**The input**
*****
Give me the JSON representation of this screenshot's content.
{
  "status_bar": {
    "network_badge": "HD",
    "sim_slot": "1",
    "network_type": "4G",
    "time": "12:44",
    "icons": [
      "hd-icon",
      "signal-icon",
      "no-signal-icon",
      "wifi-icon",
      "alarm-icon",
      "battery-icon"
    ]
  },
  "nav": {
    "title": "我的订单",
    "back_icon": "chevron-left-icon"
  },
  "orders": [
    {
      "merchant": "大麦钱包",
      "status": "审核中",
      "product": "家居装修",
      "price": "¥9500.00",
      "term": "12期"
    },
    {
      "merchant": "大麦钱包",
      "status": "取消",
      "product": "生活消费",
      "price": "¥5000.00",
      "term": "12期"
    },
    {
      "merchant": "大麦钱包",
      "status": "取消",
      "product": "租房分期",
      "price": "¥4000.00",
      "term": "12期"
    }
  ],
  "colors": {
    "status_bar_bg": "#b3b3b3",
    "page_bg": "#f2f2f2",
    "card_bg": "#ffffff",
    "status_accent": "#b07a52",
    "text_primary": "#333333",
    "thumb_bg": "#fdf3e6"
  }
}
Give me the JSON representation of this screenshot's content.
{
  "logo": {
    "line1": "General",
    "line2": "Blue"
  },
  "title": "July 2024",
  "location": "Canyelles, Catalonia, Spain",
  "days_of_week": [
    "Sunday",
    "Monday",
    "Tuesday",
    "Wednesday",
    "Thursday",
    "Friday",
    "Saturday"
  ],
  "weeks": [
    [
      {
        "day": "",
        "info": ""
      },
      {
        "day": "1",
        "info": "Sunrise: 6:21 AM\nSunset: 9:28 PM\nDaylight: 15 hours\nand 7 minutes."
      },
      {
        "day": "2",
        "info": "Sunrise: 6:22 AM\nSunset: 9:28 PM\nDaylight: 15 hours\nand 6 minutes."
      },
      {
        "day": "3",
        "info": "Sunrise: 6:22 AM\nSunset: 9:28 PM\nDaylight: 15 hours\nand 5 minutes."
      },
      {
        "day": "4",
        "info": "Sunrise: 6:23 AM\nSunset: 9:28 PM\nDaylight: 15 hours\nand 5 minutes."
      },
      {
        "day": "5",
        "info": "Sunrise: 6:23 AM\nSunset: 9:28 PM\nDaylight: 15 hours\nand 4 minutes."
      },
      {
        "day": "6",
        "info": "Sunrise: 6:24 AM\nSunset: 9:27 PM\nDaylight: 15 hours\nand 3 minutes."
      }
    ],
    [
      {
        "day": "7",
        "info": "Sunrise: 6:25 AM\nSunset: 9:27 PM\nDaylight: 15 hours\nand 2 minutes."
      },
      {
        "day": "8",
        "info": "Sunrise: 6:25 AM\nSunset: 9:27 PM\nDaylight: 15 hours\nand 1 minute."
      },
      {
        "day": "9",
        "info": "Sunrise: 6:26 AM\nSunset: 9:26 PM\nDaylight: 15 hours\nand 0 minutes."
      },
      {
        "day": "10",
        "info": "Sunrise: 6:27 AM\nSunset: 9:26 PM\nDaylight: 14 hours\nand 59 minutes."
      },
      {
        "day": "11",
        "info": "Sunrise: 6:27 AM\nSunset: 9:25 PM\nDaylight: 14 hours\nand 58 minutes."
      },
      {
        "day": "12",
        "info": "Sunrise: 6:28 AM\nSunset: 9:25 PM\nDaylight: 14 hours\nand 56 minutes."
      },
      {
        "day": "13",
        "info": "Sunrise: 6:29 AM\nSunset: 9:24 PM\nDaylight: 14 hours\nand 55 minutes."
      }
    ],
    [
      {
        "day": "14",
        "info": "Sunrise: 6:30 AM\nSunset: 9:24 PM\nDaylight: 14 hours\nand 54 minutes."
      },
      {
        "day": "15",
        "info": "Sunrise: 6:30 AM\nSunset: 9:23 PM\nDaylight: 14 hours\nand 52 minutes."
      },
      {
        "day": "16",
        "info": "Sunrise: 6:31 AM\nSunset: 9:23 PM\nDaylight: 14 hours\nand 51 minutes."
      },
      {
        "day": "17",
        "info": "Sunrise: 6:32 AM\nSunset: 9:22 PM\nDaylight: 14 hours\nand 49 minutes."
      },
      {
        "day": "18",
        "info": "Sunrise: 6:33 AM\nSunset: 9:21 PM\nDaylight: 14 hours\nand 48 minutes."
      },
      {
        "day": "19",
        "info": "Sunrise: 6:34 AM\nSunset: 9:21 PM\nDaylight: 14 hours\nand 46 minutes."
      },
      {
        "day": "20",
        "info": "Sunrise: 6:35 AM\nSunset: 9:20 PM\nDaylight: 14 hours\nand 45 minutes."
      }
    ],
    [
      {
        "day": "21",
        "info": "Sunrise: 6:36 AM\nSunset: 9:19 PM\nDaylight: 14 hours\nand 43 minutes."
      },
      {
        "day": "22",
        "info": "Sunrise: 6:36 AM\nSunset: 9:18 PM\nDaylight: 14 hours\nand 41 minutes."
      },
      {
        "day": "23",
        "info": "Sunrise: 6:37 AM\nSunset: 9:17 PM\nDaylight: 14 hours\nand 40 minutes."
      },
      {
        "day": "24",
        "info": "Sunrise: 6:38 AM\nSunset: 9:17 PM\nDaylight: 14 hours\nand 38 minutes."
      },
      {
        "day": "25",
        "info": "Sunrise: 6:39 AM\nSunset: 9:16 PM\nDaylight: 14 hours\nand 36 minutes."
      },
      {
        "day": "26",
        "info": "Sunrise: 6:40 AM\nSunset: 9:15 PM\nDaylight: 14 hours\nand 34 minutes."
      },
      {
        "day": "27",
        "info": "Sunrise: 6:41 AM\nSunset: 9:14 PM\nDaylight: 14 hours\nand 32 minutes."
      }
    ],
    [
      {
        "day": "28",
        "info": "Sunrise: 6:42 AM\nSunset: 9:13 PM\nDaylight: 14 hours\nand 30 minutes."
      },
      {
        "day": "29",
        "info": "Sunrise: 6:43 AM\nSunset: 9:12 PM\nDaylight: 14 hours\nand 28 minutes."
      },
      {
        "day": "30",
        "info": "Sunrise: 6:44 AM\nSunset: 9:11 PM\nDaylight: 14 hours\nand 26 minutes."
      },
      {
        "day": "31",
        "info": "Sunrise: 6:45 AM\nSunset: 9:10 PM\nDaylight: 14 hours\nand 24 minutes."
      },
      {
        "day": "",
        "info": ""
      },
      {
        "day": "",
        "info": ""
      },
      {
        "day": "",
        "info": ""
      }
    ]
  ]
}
*****
**Exercise brief**
Please quote every record above exactly as it appears.

**Written solution**
Give me the JSON representation of this screenshot's content.
{
  "status_bar": {
    "network_badge": "HD",
    "sim_slot": "1",
    "network_type": "4G",
    "time": "12:44",
    "icons": [
      "hd-icon",
      "signal-icon",
      "no-signal-icon",
      "wifi-icon",
      "alarm-icon",
      "battery-icon"
    ]
  },
  "nav": {
    "title": "我的订单",
    "back_icon": "chevron-left-icon"
  },
  "orders": [
    {
      "merchant": "大麦钱包",
      "status": "审核中",
      "product": "家居装修",
      "price": "¥9500.00",
      "term": "12期"
    },
    {
      "merchant": "大麦钱包",
      "status": "取消",
      "product": "生活消费",
      "price": "¥5000.00",
      "term": "12期"
    },
    {
      "merchant": "大麦钱包",
      "status": "取消",
      "product": "租房分期",
      "price": "¥4000.00",
      "term": "12期"
    }
  ],
  "colors": {
    "status_bar_bg": "#b3b3b3",
    "page_bg": "#f2f2f2",
    "card_bg": "#ffffff",
    "status_accent": "#b07a52",
    "text_primary": "#333333",
    "thumb_bg": "#fdf3e6"
  }
}
Give me the JSON representation of this screenshot's content.
{
  "logo": {
    "line1": "General",
    "line2": "Blue"
  },
  "title": "July 2024",
  "location": "Canyelles, Catalonia, Spain",
  "days_of_week": [
    "Sunday",
    "Monday",
    "Tuesday",
    "Wednesday",
    "Thursday",
    "Friday",
    "Saturday"
  ],
  "weeks": [
    [
      {
        "day": "",
        "info": ""
      },
      {
        "day": "1",
        "info": "Sunrise: 6:21 AM\nSunset: 9:28 PM\nDaylight: 15 hours\nand 7 minutes."
      },
      {
        "day": "2",
        "info": "Sunrise: 6:22 AM\nSunset: 9:28 PM\nDaylight: 15 hours\nand 6 minutes."
      },
      {
        "day": "3",
        "info": "Sunrise: 6:22 AM\nSunset: 9:28 PM\nDaylight: 15 hours\nand 5 minutes."
      },
      {
        "day": "4",
        "info": "Sunrise: 6:23 AM\nSunset: 9:28 PM\nDaylight: 15 hours\nand 5 minutes."
      },
      {
        "day": "5",
        "info": "Sunrise: 6:23 AM\nSunset: 9:28 PM\nDaylight: 15 hours\nand 4 minutes."
      },
      {
        "day": "6",
        "info": "Sunrise: 6:24 AM\nSunset: 9:27 PM\nDaylight: 15 hours\nand 3 minutes."
      }
    ],
    [
      {
        "day": "7",
        "info": "Sunrise: 6:25 AM\nSunset: 9:27 PM\nDaylight: 15 hours\nand 2 minutes."
      },
      {
        "day": "8",
        "info": "Sunrise: 6:25 AM\nSunset: 9:27 PM\nDaylight: 15 hours\nand 1 minute."
      },
      {
        "day": "9",
        "info": "Sunrise: 6:26 AM\nSunset: 9:26 PM\nDaylight: 15 hours\nand 0 minutes."
      },
      {
        "day": "10",
        "info": "Sunrise: 6:27 AM\nSunset: 9:26 PM\nDaylight: 14 hours\nand 59 minutes."
      },
      {
        "day": "11",
        "info": "Sunrise: 6:27 AM\nSunset: 9:25 PM\nDaylight: 14 hours\nand 58 minutes."
      },
      {
        "day": "12",
        "info": "Sunrise: 6:28 AM\nSunset: 9:25 PM\nDaylight: 14 hours\nand 56 minutes."
      },
      {
        "day": "13",
        "info": "Sunrise: 6:29 AM\nSunset: 9:24 PM\nDaylight: 14 hours\nand 55 minutes."
      }
    ],
    [
      {
        "day": "14",
        "info": "Sunrise: 6:30 AM\nSunset: 9:24 PM\nDaylight: 14 hours\nand 54 minutes."
      },
      {
        "day": "15",
        "info": "Sunrise: 6:30 AM\nSunset: 9:23 PM\nDaylight: 14 hours\nand 52 minutes."
      },
      {
        "day": "16",
        "info": "Sunrise: 6:31 AM\nSunset: 9:23 PM\nDaylight: 14 hours\nand 51 minutes."
      },
      {
        "day": "17",
        "info": "Sunrise: 6:32 AM\nSunset: 9:22 PM\nDaylight: 14 hours\nand 49 minutes."
      },
      {
        "day": "18",
        "info": "Sunrise: 6:33 AM\nSunset: 9:21 PM\nDaylight: 14 hours\nand 48 minutes."
      },
      {
        "day": "19",
        "info": "Sunrise: 6:34 AM\nSunset: 9:21 PM\nDaylight: 14 hours\nand 46 minutes."
      },
      {
        "day": "20",
        "info": "Sunrise: 6:35 AM\nSunset: 9:20 PM\nDaylight: 14 hours\nand 45 minutes."
      }
    ],
    [
      {
        "day": "21",
        "info": "Sunrise: 6:36 AM\nSunset: 9:19 PM\nDaylight: 14 hours\nand 43 minutes."
      },
      {
        "day": "22",
        "info": "Sunrise: 6:36 AM\nSunset: 9:18 PM\nDaylight: 14 hours\nand 41 minutes."
      },
      {
        "day": "23",
        "info": "Sunrise: 6:37 AM\nSunset: 9:17 PM\nDaylight: 14 hours\nand 40 minutes."
      },
      {
        "day": "24",
        "info": "Sunrise: 6:38 AM\nSunset: 9:17 PM\nDaylight: 14 hours\nand 38 minutes."
      },
      {
        "day": "25",
        "info": "Sunrise: 6:39 AM\nSunset: 9:16 PM\nDaylight: 14 hours\nand 36 minutes."
      },
      {
        "day": "26",
        "info": "Sunrise: 6:40 AM\nSunset: 9:15 PM\nDaylight: 14 hours\nand 34 minutes."
      },
      {
        "day": "27",
        "info": "Sunrise: 6:41 AM\nSunset: 9:14 PM\nDaylight: 14 hours\nand 32 minutes."
      }
    ],
    [
      {
        "day": "28",
        "info": "Sunrise: 6:42 AM\nSunset: 9:13 PM\nDaylight: 14 hours\nand 30 minutes."
      },
      {
        "day": "29",
        "info": "Sunrise: 6:43 AM\nSunset: 9:12 PM\nDaylight: 14 hours\nand 28 minutes."
      },
      {
        "day": "30",
        "info": "Sunrise: 6:44 AM\nSunset: 9:11 PM\nDaylight: 14 hours\nand 26 minutes."
      },
      {
        "day": "31",
        "info": "Sunrise: 6:45 AM\nSunset: 9:10 PM\nDaylight: 14 hours\nand 24 minutes."
      },
      {
        "day": "",
        "info": ""
      },
      {
        "day": "",
        "info": ""
      },
      {
        "day": "",
        "info": ""
      }
    ]
  ]
}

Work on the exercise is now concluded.